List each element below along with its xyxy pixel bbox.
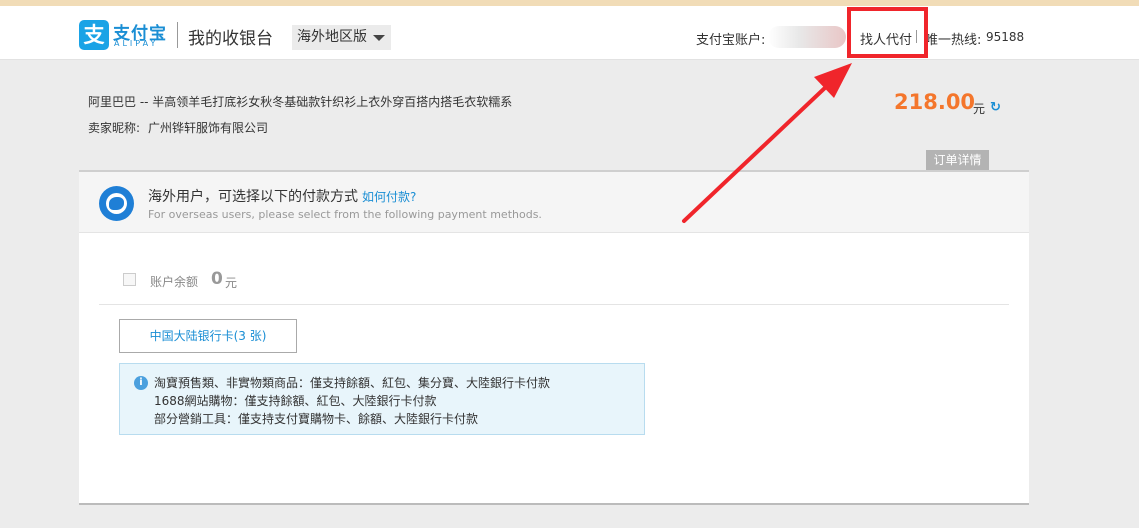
hotline-number: 95188 [986,30,1025,44]
mainland-bank-card-tab[interactable]: 中国大陆银行卡(3 张) [119,319,297,353]
section-divider [99,304,1009,305]
overseas-notice: 海外用户，可选择以下的付款方式 如何付款? For overseas users… [79,172,1029,233]
region-select[interactable]: 海外地区版 [292,25,391,50]
account-label: 支付宝账户: [696,33,766,48]
chevron-down-icon [373,35,385,41]
seller-label: 卖家昵称: [88,121,141,135]
hotline-label: 唯一热线: [925,33,982,48]
account-name-redacted [768,26,846,48]
balance-unit: 元 [225,276,238,290]
balance-label: 账户余额 [150,275,199,289]
amount-unit: 元 [973,102,986,116]
region-select-label: 海外地区版 [297,29,367,45]
notice-text-en: For overseas users, please select from t… [148,208,542,221]
payment-restriction-info: i 淘寶預售類、非實物類商品：僅支持餘額、紅包、集分寶、大陸銀行卡付款 1688… [119,363,645,435]
page-title: 我的收银台 [188,29,273,49]
info-line: 淘寶預售類、非實物類商品：僅支持餘額、紅包、集分寶、大陸銀行卡付款 [154,376,551,390]
annotation-highlight-box [847,7,928,58]
order-detail-button[interactable]: 订单详情 [926,150,989,170]
order-title: 阿里巴巴 -- 半高领羊毛打底衫女秋冬基础款针织衫上衣外穿百搭内搭毛衣软糯系 [88,95,513,109]
payment-panel: 海外用户，可选择以下的付款方式 如何付款? For overseas users… [79,170,1029,505]
logo-text-en[interactable]: ALIPAY [114,39,158,48]
order-amount: 218.00 [894,90,976,114]
notice-text-cn: 海外用户，可选择以下的付款方式 [148,189,358,205]
seller-name: 广州铧轩服饰有限公司 [148,121,269,135]
info-icon: i [134,376,148,390]
globe-icon [99,186,134,221]
info-line: 1688網站購物：僅支持餘額、紅包、大陸銀行卡付款 [154,394,437,408]
alipay-logo-icon[interactable]: 支 [79,20,109,50]
refresh-icon[interactable]: ↻ [990,100,1001,115]
info-line: 部分營銷工具：僅支持支付寶購物卡、餘額、大陸銀行卡付款 [154,412,479,426]
how-to-pay-link[interactable]: 如何付款? [362,188,416,205]
balance-checkbox[interactable] [123,273,136,286]
logo-divider [177,22,178,48]
balance-value: 0 [211,269,223,289]
header: 支 支付宝 ALIPAY 我的收银台 海外地区版 支付宝账户: 找人代付 唯一热… [0,6,1139,60]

### What is asked
Output the records as a JSON list of strings, one string per line and with blank lines omitted. Start with the line that contains "hotline-number: 95188 [986,30,1025,44]" and end after the line that contains "notice-text-cn: 海外用户，可选择以下的付款方式 [148,189,358,205]".

### Completed task
[
  "hotline-number: 95188 [986,30,1025,44]",
  "mainland-bank-card-tab[interactable]: 中国大陆银行卡(3 张) [119,319,297,353]",
  "section-divider [99,304,1009,305]",
  "overseas-notice: 海外用户，可选择以下的付款方式 如何付款? For overseas users… [79,172,1029,233]",
  "region-select[interactable]: 海外地区版 [292,25,391,50]",
  "account-label: 支付宝账户: [696,33,766,48]",
  "chevron-down-icon [373,35,385,41]",
  "seller-label: 卖家昵称: [88,121,141,135]",
  "hotline-label: 唯一热线: [925,33,982,48]",
  "account-name-redacted [768,26,846,48]",
  "balance-unit: 元 [225,276,238,290]",
  "balance-label: 账户余额 [150,275,199,289]",
  "amount-unit: 元 [973,102,986,116]",
  "region-select-label: 海外地区版 [297,29,367,45]",
  "notice-text-en: For overseas users, please select from t… [148,208,542,221]",
  "payment-restriction-info: i 淘寶預售類、非實物類商品：僅支持餘額、紅包、集分寶、大陸銀行卡付款 1688… [119,363,645,435]",
  "page-title: 我的收银台 [188,29,273,49]",
  "info-line: 淘寶預售類、非實物類商品：僅支持餘額、紅包、集分寶、大陸銀行卡付款 [154,376,551,390]",
  "annotation-highlight-box [847,7,928,58]",
  "order-detail-button[interactable]: 订单详情 [926,150,989,170]",
  "order-title: 阿里巴巴 -- 半高领羊毛打底衫女秋冬基础款针织衫上衣外穿百搭内搭毛衣软糯系 [88,95,513,109]",
  "payment-panel: 海外用户，可选择以下的付款方式 如何付款? For overseas users… [79,170,1029,505]",
  "logo-text-en[interactable]: ALIPAY [114,39,158,48]",
  "order-amount: 218.00 [894,90,976,114]",
  "notice-text-cn: 海外用户，可选择以下的付款方式 [148,189,358,205]"
]